**Information given**
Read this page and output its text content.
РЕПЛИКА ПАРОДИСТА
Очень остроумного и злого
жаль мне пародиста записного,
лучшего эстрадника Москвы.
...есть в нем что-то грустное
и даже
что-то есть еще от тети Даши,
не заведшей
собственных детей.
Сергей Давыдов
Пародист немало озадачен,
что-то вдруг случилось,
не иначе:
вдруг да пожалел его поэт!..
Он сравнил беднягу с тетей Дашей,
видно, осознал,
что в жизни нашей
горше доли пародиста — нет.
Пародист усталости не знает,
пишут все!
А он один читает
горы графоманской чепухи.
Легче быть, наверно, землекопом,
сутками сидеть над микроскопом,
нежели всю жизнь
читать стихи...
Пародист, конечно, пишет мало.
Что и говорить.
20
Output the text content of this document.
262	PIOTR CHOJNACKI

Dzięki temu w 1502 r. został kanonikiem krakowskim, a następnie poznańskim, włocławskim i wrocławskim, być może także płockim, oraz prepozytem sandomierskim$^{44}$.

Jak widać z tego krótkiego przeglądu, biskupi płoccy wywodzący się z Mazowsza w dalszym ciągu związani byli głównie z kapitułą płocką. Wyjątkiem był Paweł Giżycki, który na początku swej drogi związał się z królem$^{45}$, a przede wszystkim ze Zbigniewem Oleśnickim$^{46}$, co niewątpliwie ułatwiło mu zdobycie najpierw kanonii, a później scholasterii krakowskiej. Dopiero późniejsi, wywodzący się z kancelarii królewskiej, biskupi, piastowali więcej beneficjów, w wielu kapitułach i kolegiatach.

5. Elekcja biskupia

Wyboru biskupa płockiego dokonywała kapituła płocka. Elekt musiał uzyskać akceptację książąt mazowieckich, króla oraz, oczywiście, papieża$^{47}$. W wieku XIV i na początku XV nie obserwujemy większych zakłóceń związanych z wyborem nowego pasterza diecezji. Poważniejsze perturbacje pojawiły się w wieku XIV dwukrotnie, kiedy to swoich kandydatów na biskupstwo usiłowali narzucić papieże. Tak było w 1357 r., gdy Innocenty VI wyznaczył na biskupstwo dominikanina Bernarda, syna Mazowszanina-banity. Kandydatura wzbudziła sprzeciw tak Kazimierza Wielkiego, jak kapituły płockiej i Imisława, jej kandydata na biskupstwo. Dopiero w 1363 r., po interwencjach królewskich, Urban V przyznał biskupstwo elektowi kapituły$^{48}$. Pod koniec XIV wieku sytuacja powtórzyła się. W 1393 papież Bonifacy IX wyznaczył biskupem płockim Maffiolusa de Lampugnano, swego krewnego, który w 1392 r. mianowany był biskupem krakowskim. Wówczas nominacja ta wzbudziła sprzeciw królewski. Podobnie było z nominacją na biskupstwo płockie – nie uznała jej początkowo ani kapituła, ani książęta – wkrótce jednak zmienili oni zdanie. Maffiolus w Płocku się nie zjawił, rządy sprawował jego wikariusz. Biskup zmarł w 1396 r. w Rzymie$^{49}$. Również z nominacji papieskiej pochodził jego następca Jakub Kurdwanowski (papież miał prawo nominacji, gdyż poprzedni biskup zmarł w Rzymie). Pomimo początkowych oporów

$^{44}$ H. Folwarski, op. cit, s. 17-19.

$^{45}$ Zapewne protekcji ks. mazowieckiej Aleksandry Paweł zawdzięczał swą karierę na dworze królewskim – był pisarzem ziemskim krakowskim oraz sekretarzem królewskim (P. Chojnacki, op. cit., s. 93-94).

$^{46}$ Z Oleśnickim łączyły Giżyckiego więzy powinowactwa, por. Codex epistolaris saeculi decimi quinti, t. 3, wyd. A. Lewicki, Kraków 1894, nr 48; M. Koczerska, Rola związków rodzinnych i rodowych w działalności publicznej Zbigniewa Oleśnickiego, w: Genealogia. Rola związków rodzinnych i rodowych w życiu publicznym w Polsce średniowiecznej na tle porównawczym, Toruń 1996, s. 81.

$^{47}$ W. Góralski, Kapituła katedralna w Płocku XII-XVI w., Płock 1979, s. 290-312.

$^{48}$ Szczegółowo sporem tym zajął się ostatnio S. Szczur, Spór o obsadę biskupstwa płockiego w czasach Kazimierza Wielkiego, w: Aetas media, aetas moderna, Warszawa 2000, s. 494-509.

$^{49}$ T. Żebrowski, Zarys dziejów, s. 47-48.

**Written task**
Copy all data exactly, start to finish.

**Reply to the task**
Read this page and output its text content.
РЕПЛИКА ПАРОДИСТА
Очень остроумного и злого
жаль мне пародиста записного,
лучшего эстрадника Москвы.
...есть в нем что-то грустное
и даже
что-то есть еще от тети Даши,
не заведшей
собственных детей.
Сергей Давыдов
Пародист немало озадачен,
что-то вдруг случилось,
не иначе:
вдруг да пожалел его поэт!..
Он сравнил беднягу с тетей Дашей,
видно, осознал,
что в жизни нашей
горше доли пародиста — нет.
Пародист усталости не знает,
пишут все!
А он один читает
горы графоманской чепухи.
Легче быть, наверно, землекопом,
сутками сидеть над микроскопом,
нежели всю жизнь
читать стихи...
Пародист, конечно, пишет мало.
Что и говорить.
20
Output the text content of this document.
262	PIOTR CHOJNACKI

Dzięki temu w 1502 r. został kanonikiem krakowskim, a następnie poznańskim, włocławskim i wrocławskim, być może także płockim, oraz prepozytem sandomierskim$^{44}$.

Jak widać z tego krótkiego przeglądu, biskupi płoccy wywodzący się z Mazowsza w dalszym ciągu związani byli głównie z kapitułą płocką. Wyjątkiem był Paweł Giżycki, który na początku swej drogi związał się z królem$^{45}$, a przede wszystkim ze Zbigniewem Oleśnickim$^{46}$, co niewątpliwie ułatwiło mu zdobycie najpierw kanonii, a później scholasterii krakowskiej. Dopiero późniejsi, wywodzący się z kancelarii królewskiej, biskupi, piastowali więcej beneficjów, w wielu kapitułach i kolegiatach.

5. Elekcja biskupia

Wyboru biskupa płockiego dokonywała kapituła płocka. Elekt musiał uzyskać akceptację książąt mazowieckich, króla oraz, oczywiście, papieża$^{47}$. W wieku XIV i na początku XV nie obserwujemy większych zakłóceń związanych z wyborem nowego pasterza diecezji. Poważniejsze perturbacje pojawiły się w wieku XIV dwukrotnie, kiedy to swoich kandydatów na biskupstwo usiłowali narzucić papieże. Tak było w 1357 r., gdy Innocenty VI wyznaczył na biskupstwo dominikanina Bernarda, syna Mazowszanina-banity. Kandydatura wzbudziła sprzeciw tak Kazimierza Wielkiego, jak kapituły płockiej i Imisława, jej kandydata na biskupstwo. Dopiero w 1363 r., po interwencjach królewskich, Urban V przyznał biskupstwo elektowi kapituły$^{48}$. Pod koniec XIV wieku sytuacja powtórzyła się. W 1393 papież Bonifacy IX wyznaczył biskupem płockim Maffiolusa de Lampugnano, swego krewnego, który w 1392 r. mianowany był biskupem krakowskim. Wówczas nominacja ta wzbudziła sprzeciw królewski. Podobnie było z nominacją na biskupstwo płockie – nie uznała jej początkowo ani kapituła, ani książęta – wkrótce jednak zmienili oni zdanie. Maffiolus w Płocku się nie zjawił, rządy sprawował jego wikariusz. Biskup zmarł w 1396 r. w Rzymie$^{49}$. Również z nominacji papieskiej pochodził jego następca Jakub Kurdwanowski (papież miał prawo nominacji, gdyż poprzedni biskup zmarł w Rzymie). Pomimo początkowych oporów

$^{44}$ H. Folwarski, op. cit, s. 17-19.

$^{45}$ Zapewne protekcji ks. mazowieckiej Aleksandry Paweł zawdzięczał swą karierę na dworze królewskim – był pisarzem ziemskim krakowskim oraz sekretarzem królewskim (P. Chojnacki, op. cit., s. 93-94).

$^{46}$ Z Oleśnickim łączyły Giżyckiego więzy powinowactwa, por. Codex epistolaris saeculi decimi quinti, t. 3, wyd. A. Lewicki, Kraków 1894, nr 48; M. Koczerska, Rola związków rodzinnych i rodowych w działalności publicznej Zbigniewa Oleśnickiego, w: Genealogia. Rola związków rodzinnych i rodowych w życiu publicznym w Polsce średniowiecznej na tle porównawczym, Toruń 1996, s. 81.

$^{47}$ W. Góralski, Kapituła katedralna w Płocku XII-XVI w., Płock 1979, s. 290-312.

$^{48}$ Szczegółowo sporem tym zajął się ostatnio S. Szczur, Spór o obsadę biskupstwa płockiego w czasach Kazimierza Wielkiego, w: Aetas media, aetas moderna, Warszawa 2000, s. 494-509.

$^{49}$ T. Żebrowski, Zarys dziejów, s. 47-48.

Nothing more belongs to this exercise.